>> Start

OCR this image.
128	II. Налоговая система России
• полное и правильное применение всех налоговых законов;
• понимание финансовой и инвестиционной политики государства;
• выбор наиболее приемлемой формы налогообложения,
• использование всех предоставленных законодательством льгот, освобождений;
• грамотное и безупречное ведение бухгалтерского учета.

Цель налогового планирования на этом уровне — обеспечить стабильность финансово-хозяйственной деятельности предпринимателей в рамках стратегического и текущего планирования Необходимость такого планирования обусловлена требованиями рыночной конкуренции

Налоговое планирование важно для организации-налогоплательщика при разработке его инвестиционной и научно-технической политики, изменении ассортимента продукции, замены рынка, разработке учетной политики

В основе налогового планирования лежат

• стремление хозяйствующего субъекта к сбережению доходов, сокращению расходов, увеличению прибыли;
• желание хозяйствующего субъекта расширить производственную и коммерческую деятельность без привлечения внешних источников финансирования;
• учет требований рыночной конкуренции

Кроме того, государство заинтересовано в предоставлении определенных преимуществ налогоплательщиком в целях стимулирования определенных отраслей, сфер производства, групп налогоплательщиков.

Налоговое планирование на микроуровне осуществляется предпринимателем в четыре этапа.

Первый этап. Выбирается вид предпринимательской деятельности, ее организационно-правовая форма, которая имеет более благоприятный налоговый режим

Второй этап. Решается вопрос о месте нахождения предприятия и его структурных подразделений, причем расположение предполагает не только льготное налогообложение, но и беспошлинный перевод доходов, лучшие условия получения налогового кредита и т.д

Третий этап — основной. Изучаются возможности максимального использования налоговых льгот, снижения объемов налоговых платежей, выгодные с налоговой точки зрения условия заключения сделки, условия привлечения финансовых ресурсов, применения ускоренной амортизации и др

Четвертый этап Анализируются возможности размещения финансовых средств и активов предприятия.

>> End

Objective:
Every record above should be output exactly.

Answer to this exercise:
OCR this image.
128	II. Налоговая система России
• полное и правильное применение всех налоговых законов;
• понимание финансовой и инвестиционной политики государства;
• выбор наиболее приемлемой формы налогообложения,
• использование всех предоставленных законодательством льгот, освобождений;
• грамотное и безупречное ведение бухгалтерского учета.

Цель налогового планирования на этом уровне — обеспечить стабильность финансово-хозяйственной деятельности предпринимателей в рамках стратегического и текущего планирования Необходимость такого планирования обусловлена требованиями рыночной конкуренции

Налоговое планирование важно для организации-налогоплательщика при разработке его инвестиционной и научно-технической политики, изменении ассортимента продукции, замены рынка, разработке учетной политики

В основе налогового планирования лежат

• стремление хозяйствующего субъекта к сбережению доходов, сокращению расходов, увеличению прибыли;
• желание хозяйствующего субъекта расширить производственную и коммерческую деятельность без привлечения внешних источников финансирования;
• учет требований рыночной конкуренции

Кроме того, государство заинтересовано в предоставлении определенных преимуществ налогоплательщиком в целях стимулирования определенных отраслей, сфер производства, групп налогоплательщиков.

Налоговое планирование на микроуровне осуществляется предпринимателем в четыре этапа.

Первый этап. Выбирается вид предпринимательской деятельности, ее организационно-правовая форма, которая имеет более благоприятный налоговый режим

Второй этап. Решается вопрос о месте нахождения предприятия и его структурных подразделений, причем расположение предполагает не только льготное налогообложение, но и беспошлинный перевод доходов, лучшие условия получения налогового кредита и т.д

Третий этап — основной. Изучаются возможности максимального использования налоговых льгот, снижения объемов налоговых платежей, выгодные с налоговой точки зрения условия заключения сделки, условия привлечения финансовых ресурсов, применения ускоренной амортизации и др

Четвертый этап Анализируются возможности размещения финансовых средств и активов предприятия.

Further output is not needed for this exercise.